## TEXT SECTION
%%
Matrix question

**worc3247** · January 23rd 2011, 10:26 AM

Say you have a 4x3 matrix P, whose entries are all integers.
What is a necessary and sufficient condition on $\mathbf b$ such that $P \mathbf x = \mathbf b$ (where $x = \begin{pmatrix} x_1 \\ x_2 \\ x_3\end{pmatrix}$ and $b = \begin{pmatrix} b_1 \\ b_2 \\ b_3 \\ b_4 \end{pmatrix}$ ) has a solution?

**TheEmptySet** · January 23rd 2011, 10:54 AM

Originally Posted by worc3247

Say you have a 4x3 matrix P, whose entries are all integers.
What is a necessary and sufficient condition on $\mathbf b$ such that $P \mathbf x = \mathbf b$ (where $x = \begin{pmatrix} x_1 \\ x_2 \\ x_3\end{pmatrix}$ and $b = \begin{pmatrix} b_1 \\ b_2 \\ b_3 \end{pmatrix}$ ) has a solution?

First as a side note the column vector $\vec{b}$ should be a $4 \times 1$ .
%%
## LISTED ENTRIES
%%
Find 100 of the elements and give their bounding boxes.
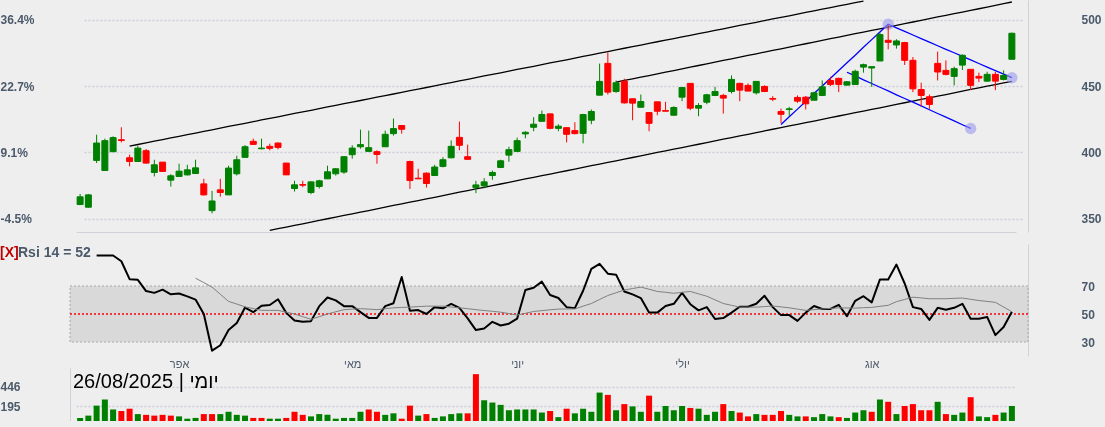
y-tick-label: 400 <box>1081 145 1102 160</box>
bar <box>464 413 471 421</box>
candlestick <box>596 63 604 96</box>
bar <box>390 413 397 421</box>
y-tick-label: 350 <box>1081 212 1102 227</box>
bar <box>885 401 892 421</box>
bar <box>580 408 587 421</box>
line-series <box>615 1 1013 83</box>
bar <box>159 414 166 421</box>
bar <box>621 404 628 421</box>
candlestick <box>365 130 373 152</box>
bar <box>291 411 298 421</box>
candlestick <box>719 93 727 115</box>
bar <box>810 417 817 421</box>
bar <box>868 411 875 421</box>
bar <box>134 414 141 421</box>
bar <box>654 411 661 421</box>
bar <box>192 417 199 421</box>
bar <box>596 392 603 421</box>
bar <box>852 412 859 421</box>
bar <box>489 402 496 421</box>
bar <box>373 411 380 421</box>
bar <box>563 408 570 421</box>
bar <box>101 399 108 421</box>
bar <box>283 417 290 421</box>
bar <box>984 417 991 421</box>
bar <box>110 409 117 421</box>
bar <box>778 411 784 421</box>
bar <box>860 410 867 421</box>
bar <box>209 414 216 421</box>
bar <box>217 414 224 421</box>
bar <box>143 414 150 421</box>
bar <box>340 417 347 421</box>
y-tick-label: 500 <box>1081 13 1102 28</box>
bar <box>431 417 438 421</box>
x-tick-label: אפר <box>169 357 190 370</box>
bar <box>843 417 850 421</box>
bar <box>571 413 578 421</box>
bar <box>538 412 545 421</box>
bar <box>308 416 314 421</box>
bar <box>942 414 949 421</box>
bar <box>1000 412 1007 421</box>
bar <box>242 415 249 421</box>
text: [X] <box>0 244 19 260</box>
bar <box>555 417 562 421</box>
bar <box>225 411 232 421</box>
bar <box>753 414 760 421</box>
y-tick-label: 446 <box>0 380 21 395</box>
x-tick-label: מאי <box>344 357 362 370</box>
bar <box>324 414 331 421</box>
bar <box>695 408 702 421</box>
line-series <box>195 277 1013 320</box>
bar <box>382 414 389 421</box>
x-tick-label: יולי <box>675 357 690 370</box>
bar <box>588 411 595 421</box>
bar <box>703 414 710 421</box>
point <box>882 18 894 30</box>
bar <box>670 410 677 421</box>
bar <box>745 416 752 421</box>
y2-tick-label: 22.7% <box>0 79 35 94</box>
candlestick <box>991 71 999 91</box>
bar <box>456 413 463 421</box>
bar <box>505 410 512 421</box>
bar <box>901 406 908 421</box>
bar <box>365 409 372 421</box>
candlestick <box>356 129 364 150</box>
bar <box>250 417 257 421</box>
bar <box>448 414 455 421</box>
bar <box>299 414 306 421</box>
bar <box>415 415 422 421</box>
bar <box>547 411 554 421</box>
bar <box>514 409 521 421</box>
chart-title: 26/08/2025 | יומי <box>73 370 219 392</box>
candlestick <box>208 190 216 214</box>
bar <box>604 394 611 421</box>
y2-tick-label: -4.5% <box>0 211 33 226</box>
candlestick <box>917 82 925 107</box>
candlestick <box>777 108 785 124</box>
bar <box>975 416 982 421</box>
y-tick-label: 450 <box>1081 79 1102 94</box>
candlestick <box>455 121 463 151</box>
bar <box>93 405 100 421</box>
chart-title: Rsi 14 = 52 <box>18 244 91 260</box>
bar <box>687 407 694 421</box>
bar <box>176 416 183 421</box>
bar <box>934 401 941 421</box>
bar <box>679 406 686 421</box>
x-tick-label: יוני <box>511 357 525 370</box>
bar <box>481 400 488 421</box>
bar <box>786 414 793 421</box>
bar <box>200 414 207 421</box>
bar <box>77 417 84 421</box>
candlestick <box>728 74 736 94</box>
bar <box>637 411 644 421</box>
bar <box>967 397 974 421</box>
y-tick-label: 70 <box>1081 279 1096 294</box>
y-tick-label: 30 <box>1081 335 1096 350</box>
bar <box>349 417 356 421</box>
bar <box>662 406 669 421</box>
bar <box>876 399 883 421</box>
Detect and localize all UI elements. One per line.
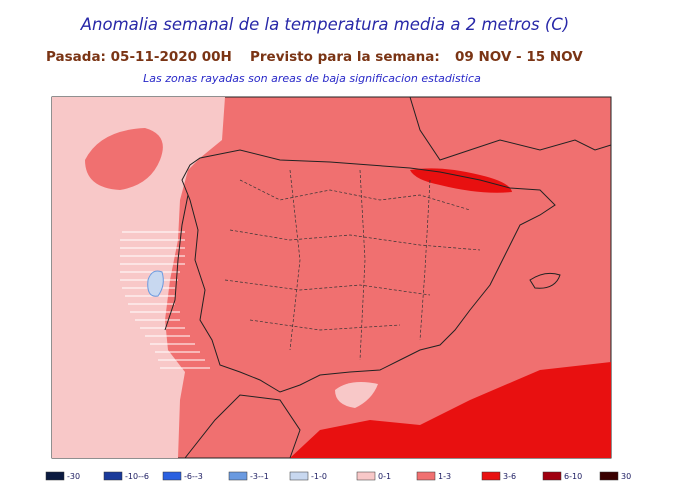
legend-label: -3--1	[250, 472, 269, 481]
legend-label: -30	[67, 472, 80, 481]
portugal-coast	[164, 194, 189, 331]
title: Anomalia semanal de la temperatura media…	[80, 15, 570, 34]
legend-swatch	[599, 471, 619, 481]
legend-swatch	[103, 471, 123, 481]
france-coast	[409, 96, 612, 161]
legend-label: -6--3	[184, 472, 203, 481]
zone-3-6-south	[290, 362, 611, 458]
zone-0-1-west	[52, 97, 225, 458]
zone-0-1-south	[335, 382, 378, 408]
zone-1-3-atlantic	[85, 128, 163, 190]
legend-swatch	[228, 471, 248, 481]
iberia-coast	[181, 149, 556, 393]
legend-label: 0-1	[378, 472, 391, 481]
legend-swatch	[481, 471, 501, 481]
africa-coast	[184, 394, 301, 459]
zone-3-6-north	[410, 168, 512, 193]
forecast-period: 09 NOV - 15 NOV	[455, 49, 583, 65]
legend-label: -1-0	[311, 472, 327, 481]
run-date: Pasada: 05-11-2020 00H	[46, 49, 232, 65]
note: Las zonas rayadas son areas de baja sign…	[143, 72, 481, 85]
map	[51, 96, 612, 459]
legend-swatch	[416, 471, 436, 481]
legend-swatch	[289, 471, 309, 481]
legend-label: 30	[621, 472, 631, 481]
legend-swatch	[162, 471, 182, 481]
forecast-label: Previsto para la semana:	[250, 49, 440, 65]
legend-label: 6-10	[564, 472, 582, 481]
mallorca	[529, 272, 561, 289]
legend-label: -10--6	[125, 472, 149, 481]
zone-minus1-0	[147, 270, 164, 297]
legend: -30 -10--6 -6--3 -3--1 -1-0 0-1 1-3 3-6 6-10 30	[45, 471, 631, 481]
legend-swatch	[356, 471, 376, 481]
legend-swatch	[542, 471, 562, 481]
legend-label: 1-3	[438, 472, 451, 481]
province-borders	[224, 169, 481, 361]
legend-label: 3-6	[503, 472, 516, 481]
legend-swatch	[45, 471, 65, 481]
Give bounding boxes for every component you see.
%%
## WORK TO COMPLETE
#1 Duplicate the part of the matrix question thread that begins at the words "Originally Posted by" and stop after "a $4 \times 1$ .".
#2 In the matrix question thread, what does the reply say about the shape of the column vector b, and what in the quoted post prompts this note? Answer in one to three sentences.
#3 Answer these questions from the matrix question thread:
(a) What size is the matrix P?
(b) What kind of numbers are the entries of P?
(c) At what time on January 23rd 2011 was the reply from TheEmptySet posted?

## OUTPUTS BY TASK
#1
Originally Posted by worc3247

Say you have a 4x3 matrix P, whose entries are all integers.
What is a necessary and sufficient condition on $\mathbf b$ such that $P \mathbf x = \mathbf b$ (where $x = \begin{pmatrix} x_1 \\ x_2 \\ x_3\end{pmatrix}$ and $b = \begin{pmatrix} b_1 \\ b_2 \\ b_3 \end{pmatrix}$ ) has a solution?

First as a side note the column vector $\vec{b}$ should be a $4 \times 1$ .

#2 The reply says that the column vector b should be 4 × 1. In the quoted post, b is written with only three entries (b_1, b_2, b_3), while P is a 4x3 matrix.

#3
(a) P is a 4x3 matrix.
(b) The entries of P are all integers.
(c) It was posted at 10:54 AM.